Collection entries
________________

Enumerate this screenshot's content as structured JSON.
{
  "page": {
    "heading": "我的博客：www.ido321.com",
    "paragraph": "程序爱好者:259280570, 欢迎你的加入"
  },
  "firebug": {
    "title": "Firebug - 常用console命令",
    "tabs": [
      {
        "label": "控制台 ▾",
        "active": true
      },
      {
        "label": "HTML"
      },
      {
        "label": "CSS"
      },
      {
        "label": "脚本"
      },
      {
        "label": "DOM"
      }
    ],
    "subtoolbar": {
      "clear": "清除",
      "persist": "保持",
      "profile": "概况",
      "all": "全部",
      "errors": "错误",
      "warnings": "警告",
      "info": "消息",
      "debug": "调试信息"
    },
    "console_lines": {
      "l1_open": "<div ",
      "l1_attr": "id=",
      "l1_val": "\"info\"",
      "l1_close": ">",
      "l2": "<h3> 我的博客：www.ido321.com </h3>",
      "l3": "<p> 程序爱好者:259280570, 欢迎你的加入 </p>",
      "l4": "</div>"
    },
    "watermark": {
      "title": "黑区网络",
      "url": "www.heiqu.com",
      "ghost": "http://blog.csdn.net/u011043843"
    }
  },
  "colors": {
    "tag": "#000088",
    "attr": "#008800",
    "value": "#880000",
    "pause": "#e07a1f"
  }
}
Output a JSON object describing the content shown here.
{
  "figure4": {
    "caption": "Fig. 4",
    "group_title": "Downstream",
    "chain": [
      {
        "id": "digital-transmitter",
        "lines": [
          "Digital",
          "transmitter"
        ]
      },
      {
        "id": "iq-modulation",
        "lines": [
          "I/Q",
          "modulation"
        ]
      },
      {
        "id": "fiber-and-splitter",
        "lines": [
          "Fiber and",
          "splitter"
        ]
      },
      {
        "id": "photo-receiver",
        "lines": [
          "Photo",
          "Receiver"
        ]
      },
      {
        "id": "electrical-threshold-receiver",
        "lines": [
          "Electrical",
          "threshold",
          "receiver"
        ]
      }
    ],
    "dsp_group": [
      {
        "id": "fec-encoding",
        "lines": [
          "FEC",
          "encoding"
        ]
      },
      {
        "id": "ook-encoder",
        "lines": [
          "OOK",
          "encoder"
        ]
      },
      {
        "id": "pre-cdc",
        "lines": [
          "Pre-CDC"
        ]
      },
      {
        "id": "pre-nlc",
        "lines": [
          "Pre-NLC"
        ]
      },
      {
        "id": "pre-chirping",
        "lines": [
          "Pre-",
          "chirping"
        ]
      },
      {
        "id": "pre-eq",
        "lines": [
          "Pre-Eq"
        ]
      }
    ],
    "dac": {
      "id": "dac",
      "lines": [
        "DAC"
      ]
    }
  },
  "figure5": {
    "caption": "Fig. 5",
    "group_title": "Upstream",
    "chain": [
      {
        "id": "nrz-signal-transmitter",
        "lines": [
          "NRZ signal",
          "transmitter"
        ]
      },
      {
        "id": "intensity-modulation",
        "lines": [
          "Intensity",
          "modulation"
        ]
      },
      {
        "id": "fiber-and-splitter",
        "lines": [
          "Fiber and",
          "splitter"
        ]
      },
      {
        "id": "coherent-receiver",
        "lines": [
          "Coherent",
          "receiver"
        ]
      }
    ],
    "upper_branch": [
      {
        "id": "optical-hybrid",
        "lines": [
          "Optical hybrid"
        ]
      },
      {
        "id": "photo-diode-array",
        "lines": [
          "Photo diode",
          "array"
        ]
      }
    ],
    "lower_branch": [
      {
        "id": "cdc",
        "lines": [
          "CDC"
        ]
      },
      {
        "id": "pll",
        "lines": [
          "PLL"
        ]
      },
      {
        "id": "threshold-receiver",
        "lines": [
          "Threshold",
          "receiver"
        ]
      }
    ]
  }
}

________________

Without leaving anything out, give the entries again exactly.

SOLUTION.
Enumerate this screenshot's content as structured JSON.
{
  "page": {
    "heading": "我的博客：www.ido321.com",
    "paragraph": "程序爱好者:259280570, 欢迎你的加入"
  },
  "firebug": {
    "title": "Firebug - 常用console命令",
    "tabs": [
      {
        "label": "控制台 ▾",
        "active": true
      },
      {
        "label": "HTML"
      },
      {
        "label": "CSS"
      },
      {
        "label": "脚本"
      },
      {
        "label": "DOM"
      }
    ],
    "subtoolbar": {
      "clear": "清除",
      "persist": "保持",
      "profile": "概况",
      "all": "全部",
      "errors": "错误",
      "warnings": "警告",
      "info": "消息",
      "debug": "调试信息"
    },
    "console_lines": {
      "l1_open": "<div ",
      "l1_attr": "id=",
      "l1_val": "\"info\"",
      "l1_close": ">",
      "l2": "<h3> 我的博客：www.ido321.com </h3>",
      "l3": "<p> 程序爱好者:259280570, 欢迎你的加入 </p>",
      "l4": "</div>"
    },
    "watermark": {
      "title": "黑区网络",
      "url": "www.heiqu.com",
      "ghost": "http://blog.csdn.net/u011043843"
    }
  },
  "colors": {
    "tag": "#000088",
    "attr": "#008800",
    "value": "#880000",
    "pause": "#e07a1f"
  }
}
Output a JSON object describing the content shown here.
{
  "figure4": {
    "caption": "Fig. 4",
    "group_title": "Downstream",
    "chain": [
      {
        "id": "digital-transmitter",
        "lines": [
          "Digital",
          "transmitter"
        ]
      },
      {
        "id": "iq-modulation",
        "lines": [
          "I/Q",
          "modulation"
        ]
      },
      {
        "id": "fiber-and-splitter",
        "lines": [
          "Fiber and",
          "splitter"
        ]
      },
      {
        "id": "photo-receiver",
        "lines": [
          "Photo",
          "Receiver"
        ]
      },
      {
        "id": "electrical-threshold-receiver",
        "lines": [
          "Electrical",
          "threshold",
          "receiver"
        ]
      }
    ],
    "dsp_group": [
      {
        "id": "fec-encoding",
        "lines": [
          "FEC",
          "encoding"
        ]
      },
      {
        "id": "ook-encoder",
        "lines": [
          "OOK",
          "encoder"
        ]
      },
      {
        "id": "pre-cdc",
        "lines": [
          "Pre-CDC"
        ]
      },
      {
        "id": "pre-nlc",
        "lines": [
          "Pre-NLC"
        ]
      },
      {
        "id": "pre-chirping",
        "lines": [
          "Pre-",
          "chirping"
        ]
      },
      {
        "id": "pre-eq",
        "lines": [
          "Pre-Eq"
        ]
      }
    ],
    "dac": {
      "id": "dac",
      "lines": [
        "DAC"
      ]
    }
  },
  "figure5": {
    "caption": "Fig. 5",
    "group_title": "Upstream",
    "chain": [
      {
        "id": "nrz-signal-transmitter",
        "lines": [
          "NRZ signal",
          "transmitter"
        ]
      },
      {
        "id": "intensity-modulation",
        "lines": [
          "Intensity",
          "modulation"
        ]
      },
      {
        "id": "fiber-and-splitter",
        "lines": [
          "Fiber and",
          "splitter"
        ]
      },
      {
        "id": "coherent-receiver",
        "lines": [
          "Coherent",
          "receiver"
        ]
      }
    ],
    "upper_branch": [
      {
        "id": "optical-hybrid",
        "lines": [
          "Optical hybrid"
        ]
      },
      {
        "id": "photo-diode-array",
        "lines": [
          "Photo diode",
          "array"
        ]
      }
    ],
    "lower_branch": [
      {
        "id": "cdc",
        "lines": [
          "CDC"
        ]
      },
      {
        "id": "pll",
        "lines": [
          "PLL"
        ]
      },
      {
        "id": "threshold-receiver",
        "lines": [
          "Threshold",
          "receiver"
        ]
      }
    ]
  }
}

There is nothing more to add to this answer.